> WHAT NEEDS TO BE DONE
Print, exactly and completely, every entry in the data.

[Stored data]

+ + +

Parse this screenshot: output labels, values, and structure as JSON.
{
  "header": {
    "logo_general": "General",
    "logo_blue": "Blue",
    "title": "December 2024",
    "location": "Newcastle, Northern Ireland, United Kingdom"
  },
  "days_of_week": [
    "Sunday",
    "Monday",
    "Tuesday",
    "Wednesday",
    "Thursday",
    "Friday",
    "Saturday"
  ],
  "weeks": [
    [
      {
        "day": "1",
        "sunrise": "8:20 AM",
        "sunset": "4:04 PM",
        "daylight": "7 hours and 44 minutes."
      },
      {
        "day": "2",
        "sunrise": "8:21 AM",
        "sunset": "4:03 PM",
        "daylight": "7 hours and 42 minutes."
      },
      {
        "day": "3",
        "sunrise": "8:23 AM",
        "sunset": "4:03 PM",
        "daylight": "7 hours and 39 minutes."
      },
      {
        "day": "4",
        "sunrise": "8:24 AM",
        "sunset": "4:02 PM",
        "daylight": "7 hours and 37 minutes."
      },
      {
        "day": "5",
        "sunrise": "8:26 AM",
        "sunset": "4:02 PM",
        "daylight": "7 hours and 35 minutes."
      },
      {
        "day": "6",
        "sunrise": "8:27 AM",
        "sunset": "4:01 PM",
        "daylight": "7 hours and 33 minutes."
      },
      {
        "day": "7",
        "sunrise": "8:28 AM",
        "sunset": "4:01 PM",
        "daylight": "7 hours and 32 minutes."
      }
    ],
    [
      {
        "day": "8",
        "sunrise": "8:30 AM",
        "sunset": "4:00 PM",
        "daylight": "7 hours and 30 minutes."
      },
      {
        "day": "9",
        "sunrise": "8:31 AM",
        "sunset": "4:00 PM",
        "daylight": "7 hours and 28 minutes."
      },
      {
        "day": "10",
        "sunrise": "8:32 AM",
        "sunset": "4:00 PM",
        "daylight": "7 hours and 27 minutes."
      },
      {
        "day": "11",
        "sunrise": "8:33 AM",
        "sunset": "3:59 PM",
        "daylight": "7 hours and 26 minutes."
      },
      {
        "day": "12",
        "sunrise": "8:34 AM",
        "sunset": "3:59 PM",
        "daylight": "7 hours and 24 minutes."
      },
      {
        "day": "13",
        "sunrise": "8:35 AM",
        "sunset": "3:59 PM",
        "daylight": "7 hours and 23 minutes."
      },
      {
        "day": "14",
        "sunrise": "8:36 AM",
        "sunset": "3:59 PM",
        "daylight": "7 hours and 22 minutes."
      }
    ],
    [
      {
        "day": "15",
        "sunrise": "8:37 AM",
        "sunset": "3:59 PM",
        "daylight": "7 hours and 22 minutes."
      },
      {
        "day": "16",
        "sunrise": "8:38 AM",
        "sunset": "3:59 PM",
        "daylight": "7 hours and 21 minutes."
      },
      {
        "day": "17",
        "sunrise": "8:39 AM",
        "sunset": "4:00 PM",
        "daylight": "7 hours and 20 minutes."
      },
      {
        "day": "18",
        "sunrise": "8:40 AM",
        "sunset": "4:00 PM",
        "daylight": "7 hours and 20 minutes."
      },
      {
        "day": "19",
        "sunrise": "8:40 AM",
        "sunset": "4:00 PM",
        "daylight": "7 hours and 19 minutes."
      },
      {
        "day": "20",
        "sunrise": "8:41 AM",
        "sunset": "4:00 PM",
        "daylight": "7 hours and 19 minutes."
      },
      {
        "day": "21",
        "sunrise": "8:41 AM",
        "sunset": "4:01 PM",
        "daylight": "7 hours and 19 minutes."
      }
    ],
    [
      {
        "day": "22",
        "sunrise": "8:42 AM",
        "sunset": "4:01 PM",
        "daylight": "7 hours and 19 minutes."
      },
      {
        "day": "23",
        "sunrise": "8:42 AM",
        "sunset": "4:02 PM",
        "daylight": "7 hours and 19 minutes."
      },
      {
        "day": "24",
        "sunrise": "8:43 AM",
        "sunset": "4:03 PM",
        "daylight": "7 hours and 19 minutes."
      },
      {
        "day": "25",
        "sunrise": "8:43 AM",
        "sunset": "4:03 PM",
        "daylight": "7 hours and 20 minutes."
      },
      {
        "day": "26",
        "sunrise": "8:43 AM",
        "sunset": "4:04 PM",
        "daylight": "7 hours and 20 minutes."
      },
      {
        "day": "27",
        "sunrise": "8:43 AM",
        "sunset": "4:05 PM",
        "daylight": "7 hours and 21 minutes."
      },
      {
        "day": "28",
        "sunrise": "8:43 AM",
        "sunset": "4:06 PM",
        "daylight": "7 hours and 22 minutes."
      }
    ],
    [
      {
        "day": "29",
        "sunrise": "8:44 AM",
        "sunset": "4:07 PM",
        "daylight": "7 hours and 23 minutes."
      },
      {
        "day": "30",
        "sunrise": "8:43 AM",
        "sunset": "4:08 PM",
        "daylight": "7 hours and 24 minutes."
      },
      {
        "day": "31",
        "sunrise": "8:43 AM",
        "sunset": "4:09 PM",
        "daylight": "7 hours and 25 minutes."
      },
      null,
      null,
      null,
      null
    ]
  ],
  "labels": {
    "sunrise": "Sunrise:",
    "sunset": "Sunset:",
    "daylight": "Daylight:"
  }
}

+ + +

> RESULT OF THIS EXERCISE
Parse this screenshot: output labels, values, and structure as JSON.
{
  "header": {
    "logo_general": "General",
    "logo_blue": "Blue",
    "title": "December 2024",
    "location": "Newcastle, Northern Ireland, United Kingdom"
  },
  "days_of_week": [
    "Sunday",
    "Monday",
    "Tuesday",
    "Wednesday",
    "Thursday",
    "Friday",
    "Saturday"
  ],
  "weeks": [
    [
      {
        "day": "1",
        "sunrise": "8:20 AM",
        "sunset": "4:04 PM",
        "daylight": "7 hours and 44 minutes."
      },
      {
        "day": "2",
        "sunrise": "8:21 AM",
        "sunset": "4:03 PM",
        "daylight": "7 hours and 42 minutes."
      },
      {
        "day": "3",
        "sunrise": "8:23 AM",
        "sunset": "4:03 PM",
        "daylight": "7 hours and 39 minutes."
      },
      {
        "day": "4",
        "sunrise": "8:24 AM",
        "sunset": "4:02 PM",
        "daylight": "7 hours and 37 minutes."
      },
      {
        "day": "5",
        "sunrise": "8:26 AM",
        "sunset": "4:02 PM",
        "daylight": "7 hours and 35 minutes."
      },
      {
        "day": "6",
        "sunrise": "8:27 AM",
        "sunset": "4:01 PM",
        "daylight": "7 hours and 33 minutes."
      },
      {
        "day": "7",
        "sunrise": "8:28 AM",
        "sunset": "4:01 PM",
        "daylight": "7 hours and 32 minutes."
      }
    ],
    [
      {
        "day": "8",
        "sunrise": "8:30 AM",
        "sunset": "4:00 PM",
        "daylight": "7 hours and 30 minutes."
      },
      {
        "day": "9",
        "sunrise": "8:31 AM",
        "sunset": "4:00 PM",
        "daylight": "7 hours and 28 minutes."
      },
      {
        "day": "10",
        "sunrise": "8:32 AM",
        "sunset": "4:00 PM",
        "daylight": "7 hours and 27 minutes."
      },
      {
        "day": "11",
        "sunrise": "8:33 AM",
        "sunset": "3:59 PM",
        "daylight": "7 hours and 26 minutes."
      },
      {
        "day": "12",
        "sunrise": "8:34 AM",
        "sunset": "3:59 PM",
        "daylight": "7 hours and 24 minutes."
      },
      {
        "day": "13",
        "sunrise": "8:35 AM",
        "sunset": "3:59 PM",
        "daylight": "7 hours and 23 minutes."
      },
      {
        "day": "14",
        "sunrise": "8:36 AM",
        "sunset": "3:59 PM",
        "daylight": "7 hours and 22 minutes."
      }
    ],
    [
      {
        "day": "15",
        "sunrise": "8:37 AM",
        "sunset": "3:59 PM",
        "daylight": "7 hours and 22 minutes."
      },
      {
        "day": "16",
        "sunrise": "8:38 AM",
        "sunset": "3:59 PM",
        "daylight": "7 hours and 21 minutes."
      },
      {
        "day": "17",
        "sunrise": "8:39 AM",
        "sunset": "4:00 PM",
        "daylight": "7 hours and 20 minutes."
      },
      {
        "day": "18",
        "sunrise": "8:40 AM",
        "sunset": "4:00 PM",
        "daylight": "7 hours and 20 minutes."
      },
      {
        "day": "19",
        "sunrise": "8:40 AM",
        "sunset": "4:00 PM",
        "daylight": "7 hours and 19 minutes."
      },
      {
        "day": "20",
        "sunrise": "8:41 AM",
        "sunset": "4:00 PM",
        "daylight": "7 hours and 19 minutes."
      },
      {
        "day": "21",
        "sunrise": "8:41 AM",
        "sunset": "4:01 PM",
        "daylight": "7 hours and 19 minutes."
      }
    ],
    [
      {
        "day": "22",
        "sunrise": "8:42 AM",
        "sunset": "4:01 PM",
        "daylight": "7 hours and 19 minutes."
      },
      {
        "day": "23",
        "sunrise": "8:42 AM",
        "sunset": "4:02 PM",
        "daylight": "7 hours and 19 minutes."
      },
      {
        "day": "24",
        "sunrise": "8:43 AM",
        "sunset": "4:03 PM",
        "daylight": "7 hours and 19 minutes."
      },
      {
        "day": "25",
        "sunrise": "8:43 AM",
        "sunset": "4:03 PM",
        "daylight": "7 hours and 20 minutes."
      },
      {
        "day": "26",
        "sunrise": "8:43 AM",
        "sunset": "4:04 PM",
        "daylight": "7 hours and 20 minutes."
      },
      {
        "day": "27",
        "sunrise": "8:43 AM",
        "sunset": "4:05 PM",
        "daylight": "7 hours and 21 minutes."
      },
      {
        "day": "28",
        "sunrise": "8:43 AM",
        "sunset": "4:06 PM",
        "daylight": "7 hours and 22 minutes."
      }
    ],
    [
      {
        "day": "29",
        "sunrise": "8:44 AM",
        "sunset": "4:07 PM",
        "daylight": "7 hours and 23 minutes."
      },
      {
        "day": "30",
        "sunrise": "8:43 AM",
        "sunset": "4:08 PM",
        "daylight": "7 hours and 24 minutes."
      },
      {
        "day": "31",
        "sunrise": "8:43 AM",
        "sunset": "4:09 PM",
        "daylight": "7 hours and 25 minutes."
      },
      null,
      null,
      null,
      null
    ]
  ],
  "labels": {
    "sunrise": "Sunrise:",
    "sunset": "Sunset:",
    "daylight": "Daylight:"
  }
}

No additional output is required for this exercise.